■ **Text excerpt**:
OpenTelemetry Tracing

Go

Use otelchi middleware:

import "go.opentelemetry.io/contrib/instrumentation/github.com/go-chi/chi/otelchi"

r.Use(otelchi.Middleware("gateway"))

Python

Use opentelemetry-instrumentation-fastapi:

from opentelemetry.instrumentation.fastapi import FastAPIInstrumentor

FastAPIInstrumentor.instrument_app(app)

Traces are exported to Tempo via the OTLP gRPC exporter (port 4317 on Alloy) and visualized in Grafana.

Continuous Profiling (Pyroscope)

Go — pprof (pull-based)

All Go services expose standard pprof endpoints on the metrics port (the same http.ServeMux that serves /metrics):

import "net/http/pprof"

mux := http.NewServeMux()
mux.Handle("/metrics", promhttp.Handler())
mux.HandleFunc("/debug/pprof/", pprof.Index)
mux.HandleFunc("/debug/pprof/cmdline", pprof.Cmdline)
mux.HandleFunc("/debug/pprof/profile", pprof.Profile)
mux.HandleFunc("/debug/pprof/symbol", pprof.Symbol)
mux.HandleFunc("/debug/pprof/trace", pprof.Trace)

Alloy scrapes these endpoints via pyroscope.scrape and pushes the profiles to Pyroscope. The scrape targets are defined in infra/alloy/config.alloy:

Servicepprof address
gatewaygateway:8081
authauth:8201
billingbilling:8301
notificationsnotifications:8501

Python — Pyroscope SDK (push-based)

Python services use the pyroscope-io SDK which pushes profiles directly to Pyroscope. This is configured in each service's create_app():

import pyroscope

if settings.GOSPELIB_PYROSCOPE_URL:
pyroscope.configure(
application_name="content",
server_address=settings.GOSPELIB_PYROSCOPE_URL,
tags={"env": settings.NODE_ENV},
)

The GOSPELIB_PYROSCOPE_URL env var defaults to http://pyroscope:4040 in the Docker Compose dev stack.

Request ID Propagation

The gateway injects X-Request-ID on every request. Downstream services must:

  1. Read the header from the incoming request
  2. Include it in all log entries
  3. Forward it when calling other services

This creates a correlation trail across all services for a single user request.

Frontend Observability (Faro)

The Next.js web app is instrumented with Grafana Faro for browser-side telemetry. Faro captures JavaScript errors, console output, Web Vitals, navigation traces, and session replay recordings.

■ **Excerpted records**:
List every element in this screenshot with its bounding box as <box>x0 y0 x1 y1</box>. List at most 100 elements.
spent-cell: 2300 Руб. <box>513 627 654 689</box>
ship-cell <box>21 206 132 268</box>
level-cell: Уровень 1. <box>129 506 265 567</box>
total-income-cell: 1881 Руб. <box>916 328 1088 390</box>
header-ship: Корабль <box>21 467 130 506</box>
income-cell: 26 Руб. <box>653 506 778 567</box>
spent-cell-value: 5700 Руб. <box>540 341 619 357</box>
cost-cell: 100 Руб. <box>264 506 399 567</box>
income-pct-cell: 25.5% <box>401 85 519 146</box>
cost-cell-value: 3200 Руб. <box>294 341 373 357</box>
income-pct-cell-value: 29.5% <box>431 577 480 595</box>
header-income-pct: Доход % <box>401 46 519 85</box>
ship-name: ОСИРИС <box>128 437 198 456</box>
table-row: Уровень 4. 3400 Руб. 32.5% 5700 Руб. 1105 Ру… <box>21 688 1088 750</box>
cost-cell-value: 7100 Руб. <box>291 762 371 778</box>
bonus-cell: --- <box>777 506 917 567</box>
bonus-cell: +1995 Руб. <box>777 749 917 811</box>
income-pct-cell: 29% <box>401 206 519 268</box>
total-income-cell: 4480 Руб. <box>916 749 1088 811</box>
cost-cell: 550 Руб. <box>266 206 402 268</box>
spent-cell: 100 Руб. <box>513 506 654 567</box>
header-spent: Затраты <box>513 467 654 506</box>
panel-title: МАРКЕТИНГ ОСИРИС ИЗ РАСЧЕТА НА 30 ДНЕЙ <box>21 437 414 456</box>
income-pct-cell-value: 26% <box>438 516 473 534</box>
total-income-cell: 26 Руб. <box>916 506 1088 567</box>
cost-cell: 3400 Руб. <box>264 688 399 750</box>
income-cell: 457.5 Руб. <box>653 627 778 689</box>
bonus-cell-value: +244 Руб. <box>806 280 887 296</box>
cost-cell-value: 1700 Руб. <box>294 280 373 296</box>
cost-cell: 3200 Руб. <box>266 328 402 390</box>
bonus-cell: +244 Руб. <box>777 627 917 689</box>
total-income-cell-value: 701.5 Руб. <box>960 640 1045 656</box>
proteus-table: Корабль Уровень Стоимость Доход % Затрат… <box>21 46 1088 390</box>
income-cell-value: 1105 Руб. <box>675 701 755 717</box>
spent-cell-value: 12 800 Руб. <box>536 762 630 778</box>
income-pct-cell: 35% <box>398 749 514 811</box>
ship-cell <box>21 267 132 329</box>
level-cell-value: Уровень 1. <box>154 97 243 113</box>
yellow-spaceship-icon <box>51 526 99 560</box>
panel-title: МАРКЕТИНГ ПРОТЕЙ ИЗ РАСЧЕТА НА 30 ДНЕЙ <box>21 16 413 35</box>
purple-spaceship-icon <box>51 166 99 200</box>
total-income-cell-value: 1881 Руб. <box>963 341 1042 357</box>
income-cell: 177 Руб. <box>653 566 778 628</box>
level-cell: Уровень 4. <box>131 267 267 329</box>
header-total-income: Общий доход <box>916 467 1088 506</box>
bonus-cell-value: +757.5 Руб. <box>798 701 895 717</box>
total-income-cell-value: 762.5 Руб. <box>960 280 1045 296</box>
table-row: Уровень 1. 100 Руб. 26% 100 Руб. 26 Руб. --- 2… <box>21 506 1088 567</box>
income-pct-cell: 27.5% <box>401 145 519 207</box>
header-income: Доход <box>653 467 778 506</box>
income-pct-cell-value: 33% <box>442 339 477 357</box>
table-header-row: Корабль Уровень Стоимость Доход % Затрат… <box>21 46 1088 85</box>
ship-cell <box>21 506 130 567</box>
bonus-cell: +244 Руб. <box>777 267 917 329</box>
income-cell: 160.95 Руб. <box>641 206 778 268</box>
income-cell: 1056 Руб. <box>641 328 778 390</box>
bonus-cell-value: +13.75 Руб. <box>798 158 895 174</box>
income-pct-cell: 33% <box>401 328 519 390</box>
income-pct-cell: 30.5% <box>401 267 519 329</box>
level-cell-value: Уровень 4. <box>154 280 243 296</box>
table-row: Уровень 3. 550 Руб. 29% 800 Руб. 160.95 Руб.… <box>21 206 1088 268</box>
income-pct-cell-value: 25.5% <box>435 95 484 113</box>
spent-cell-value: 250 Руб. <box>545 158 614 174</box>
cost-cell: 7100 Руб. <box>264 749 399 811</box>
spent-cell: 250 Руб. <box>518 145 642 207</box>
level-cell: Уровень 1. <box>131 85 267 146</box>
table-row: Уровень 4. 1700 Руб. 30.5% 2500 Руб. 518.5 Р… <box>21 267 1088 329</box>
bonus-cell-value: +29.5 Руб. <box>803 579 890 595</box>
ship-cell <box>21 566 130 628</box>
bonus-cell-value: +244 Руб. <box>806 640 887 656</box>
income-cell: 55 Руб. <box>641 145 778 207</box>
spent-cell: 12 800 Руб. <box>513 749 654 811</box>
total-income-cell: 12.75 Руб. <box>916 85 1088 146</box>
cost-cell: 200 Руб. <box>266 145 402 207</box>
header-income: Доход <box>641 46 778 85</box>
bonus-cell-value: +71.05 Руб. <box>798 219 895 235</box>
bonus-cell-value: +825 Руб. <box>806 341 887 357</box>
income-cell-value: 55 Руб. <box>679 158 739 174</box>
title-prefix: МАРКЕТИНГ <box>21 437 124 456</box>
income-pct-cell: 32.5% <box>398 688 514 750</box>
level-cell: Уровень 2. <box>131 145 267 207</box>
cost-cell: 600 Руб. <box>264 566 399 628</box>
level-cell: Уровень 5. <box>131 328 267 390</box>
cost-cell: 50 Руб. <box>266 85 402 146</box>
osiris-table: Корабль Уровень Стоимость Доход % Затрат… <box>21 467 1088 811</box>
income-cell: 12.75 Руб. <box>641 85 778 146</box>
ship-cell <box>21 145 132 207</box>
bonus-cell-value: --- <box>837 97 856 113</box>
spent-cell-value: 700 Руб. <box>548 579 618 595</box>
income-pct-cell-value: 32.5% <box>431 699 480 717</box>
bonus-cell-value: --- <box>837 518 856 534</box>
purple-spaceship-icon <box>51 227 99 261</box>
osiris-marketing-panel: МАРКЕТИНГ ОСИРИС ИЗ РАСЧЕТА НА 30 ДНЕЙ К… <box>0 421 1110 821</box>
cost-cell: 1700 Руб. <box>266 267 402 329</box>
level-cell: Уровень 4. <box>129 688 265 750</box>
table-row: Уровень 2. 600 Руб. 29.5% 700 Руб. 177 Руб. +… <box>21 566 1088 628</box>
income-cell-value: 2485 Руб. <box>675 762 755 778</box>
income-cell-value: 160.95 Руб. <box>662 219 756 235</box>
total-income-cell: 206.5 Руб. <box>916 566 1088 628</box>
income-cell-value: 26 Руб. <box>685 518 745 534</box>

■ **Exercise requirements**:
1/ Answer these questions from the observability text:
(a) Which port on Alloy does the OTLP gRPC exporter use to send traces to Tempo?
(b) What pprof address is listed for the billing service?
(c) What is the default value of GOSPELIB_PYROSCOPE_URL in the Docker Compose dev stack?
2/ According to the observability text, why must downstream services read the X-Request-ID header, include it in their logs, and forward it to other services? Answer in one to three sentences.
3/ Continue the observability text from its final sentence.
The rows are separate material and are not part of the observability text.

■ **Responses to the exercise**:
1/
(a) Port 4317.
(b) billing:8301.
(c) http://pyroscope:4040.

2/ Together, these steps create a correlation trail across all services for a single user request. The gateway adds the header to every request, and each downstream service carries it forward.

3/
Initialization

Faro initializes lazily via apps/web/lib/faro.ts, loaded by the FaroInit component in the Providers tree. It only activates when NEXT_PUBLIC_FARO_COLLECTOR_URL is set.

import { initFaro, getFaro } from '../lib/faro';

// Faro initializes automatically on mount via FaroInit.
// To push a custom event or set user context:
const faro = getFaro();
faro?.api.pushEvent('passage_opened', { passage_id: 'gen.1.1' });
faro?.api.setUser({ id: userId, email: userEmail });

What gets captured automatically

  • Errors — uncaught exceptions and promise rejections with full stack traces
  • Consoleconsole.error and console.warn output (debug/trace filtered out)
  • Web Vitals — LCP, FID, CLS, TTFB, INP
  • Traces — page navigations, fetch requests, user interactions (connected to backend traces via W3C traceparent)
  • Session replay — DOM recording for post-hoc playback of user sessions

Browser → backend trace correlation

Faro's TracingInstrumentation automatically propagates traceparent headers on fetch requests to the API. This means a frontend navigation span and the backend gateway/content/AI spans appear in the same Tempo trace — you can follow a user action from click to database query.

Sentry Integration

Configure Sentry in each service via the SENTRY_DSN environment variable. Sentry catches unhandled exceptions and provides stack traces, breadcrumbs, and release tracking.